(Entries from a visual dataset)
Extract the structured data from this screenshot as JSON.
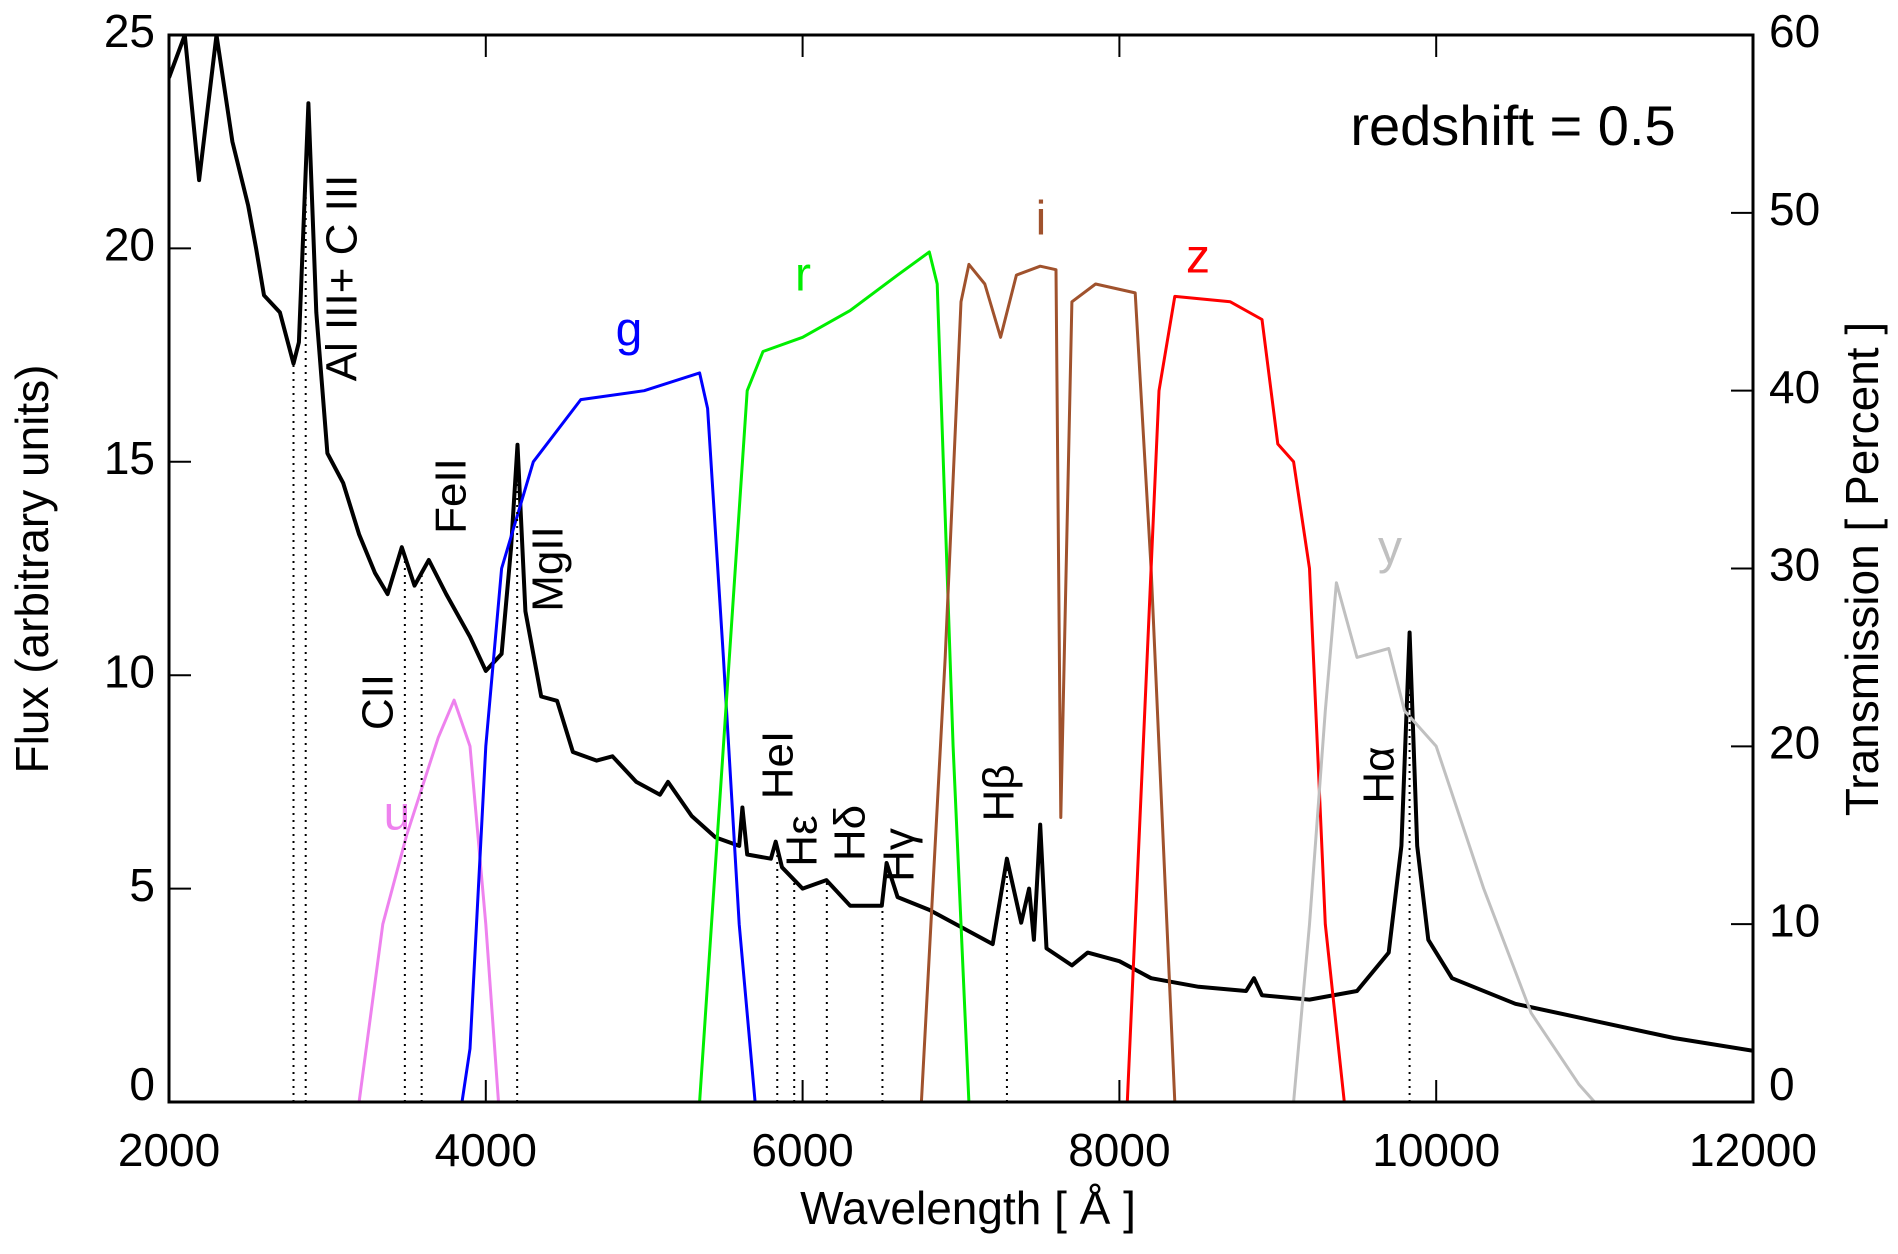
{
  "chart_data": {
    "type": "line",
    "note": "redshift = 0.5",
    "xlabel": "Wavelength [ Å ]",
    "ylabel": "Flux (arbitrary units)",
    "y2label": "Transmission [ Percent ]",
    "xlim": [
      2000,
      12000
    ],
    "xticks": [
      2000,
      4000,
      6000,
      8000,
      10000,
      12000
    ],
    "ylim": [
      0,
      25
    ],
    "yticks": [
      0,
      5,
      10,
      15,
      20,
      25
    ],
    "y2lim": [
      0,
      60
    ],
    "y2ticks": [
      0,
      10,
      20,
      30,
      40,
      50,
      60
    ],
    "series": [
      {
        "color": "#000000",
        "x": [
          2000,
          2100,
          2190,
          2300,
          2400,
          2500,
          2550,
          2600,
          2700,
          2786,
          2820,
          2880,
          2930,
          3000,
          3100,
          3200,
          3300,
          3380,
          3470,
          3550,
          3640,
          3750,
          3900,
          4000,
          4100,
          4160,
          4200,
          4250,
          4350,
          4450,
          4550,
          4700,
          4800,
          4950,
          5100,
          5150,
          5300,
          5450,
          5600,
          5620,
          5650,
          5800,
          5830,
          5870,
          6000,
          6150,
          6300,
          6500,
          6530,
          6600,
          6800,
          7000,
          7200,
          7290,
          7380,
          7430,
          7460,
          7500,
          7540,
          7700,
          7800,
          8000,
          8200,
          8500,
          8800,
          8850,
          8900,
          9200,
          9500,
          9700,
          9780,
          9832,
          9880,
          9950,
          10100,
          10500,
          11000,
          11500,
          12000
        ],
        "values": [
          24.0,
          25.0,
          21.6,
          25.0,
          22.5,
          21.0,
          20.0,
          18.9,
          18.5,
          17.3,
          17.8,
          23.4,
          18.5,
          15.2,
          14.5,
          13.3,
          12.4,
          11.9,
          13.0,
          12.1,
          12.7,
          11.9,
          10.9,
          10.1,
          10.5,
          13.0,
          15.4,
          11.5,
          9.5,
          9.4,
          8.2,
          8.0,
          8.1,
          7.5,
          7.2,
          7.5,
          6.7,
          6.2,
          6.0,
          6.9,
          5.8,
          5.7,
          6.1,
          5.5,
          5.0,
          5.2,
          4.6,
          4.6,
          5.6,
          4.8,
          4.5,
          4.1,
          3.7,
          5.7,
          4.2,
          5.0,
          3.8,
          6.5,
          3.6,
          3.2,
          3.5,
          3.3,
          2.9,
          2.7,
          2.6,
          2.9,
          2.5,
          2.4,
          2.6,
          3.5,
          6.0,
          11.0,
          6.0,
          3.8,
          2.9,
          2.3,
          1.9,
          1.5,
          1.2
        ]
      },
      {
        "name": "u",
        "color": "#ee82ee",
        "axis": "y2",
        "x": [
          3200,
          3350,
          3500,
          3700,
          3800,
          3900,
          4000,
          4080
        ],
        "values": [
          0,
          10,
          15,
          20.5,
          22.6,
          20,
          10,
          0
        ]
      },
      {
        "name": "g",
        "color": "#0000ff",
        "axis": "y2",
        "x": [
          3850,
          3900,
          4000,
          4100,
          4300,
          4600,
          5000,
          5350,
          5400,
          5500,
          5600,
          5700
        ],
        "values": [
          0,
          3,
          20,
          30,
          36,
          39.5,
          40,
          41,
          39,
          25,
          10,
          0
        ]
      },
      {
        "name": "r",
        "color": "#00ee00",
        "axis": "y2",
        "x": [
          5350,
          5500,
          5650,
          5750,
          6000,
          6300,
          6600,
          6800,
          6850,
          6950,
          7050
        ],
        "values": [
          0,
          20,
          40,
          42.2,
          43,
          44.5,
          46.5,
          47.8,
          46,
          20,
          0
        ]
      },
      {
        "name": "i",
        "color": "#a0522d",
        "axis": "y2",
        "x": [
          6750,
          6900,
          7000,
          7050,
          7150,
          7250,
          7350,
          7500,
          7600,
          7630,
          7700,
          7850,
          8100,
          8200,
          8300,
          8350
        ],
        "values": [
          0,
          25,
          45,
          47.1,
          46,
          43,
          46.5,
          47,
          46.8,
          16,
          45,
          46,
          45.5,
          30,
          10,
          0
        ]
      },
      {
        "name": "z",
        "color": "#ff0000",
        "axis": "y2",
        "x": [
          8050,
          8150,
          8250,
          8350,
          8700,
          8900,
          9000,
          9100,
          9200,
          9300,
          9420
        ],
        "values": [
          0,
          20,
          40,
          45.3,
          45,
          44,
          37,
          36,
          30,
          10,
          0
        ]
      },
      {
        "name": "y",
        "color": "#c0c0c0",
        "axis": "y2",
        "x": [
          9100,
          9200,
          9300,
          9370,
          9500,
          9700,
          9800,
          10000,
          10300,
          10600,
          10900,
          11000
        ],
        "values": [
          0,
          10,
          22,
          29.2,
          25,
          25.5,
          22,
          20,
          12,
          5,
          1,
          0
        ]
      }
    ],
    "line_markers": [
      2786,
      2863,
      3489,
      3595,
      4198,
      5840,
      5947,
      6153,
      6504,
      7290,
      9832
    ],
    "annotations": [
      {
        "text": "Al III+ C III"
      },
      {
        "text": "CII"
      },
      {
        "text": "FeII"
      },
      {
        "text": "MgII"
      },
      {
        "text": "HeI"
      },
      {
        "text": "Hε"
      },
      {
        "text": "Hδ"
      },
      {
        "text": "Hγ"
      },
      {
        "text": "Hβ"
      },
      {
        "text": "Hα"
      }
    ]
  }
}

§ Stated problem
Give the number of lines that carry the word "text", with nothing added.

§ Exercise result
10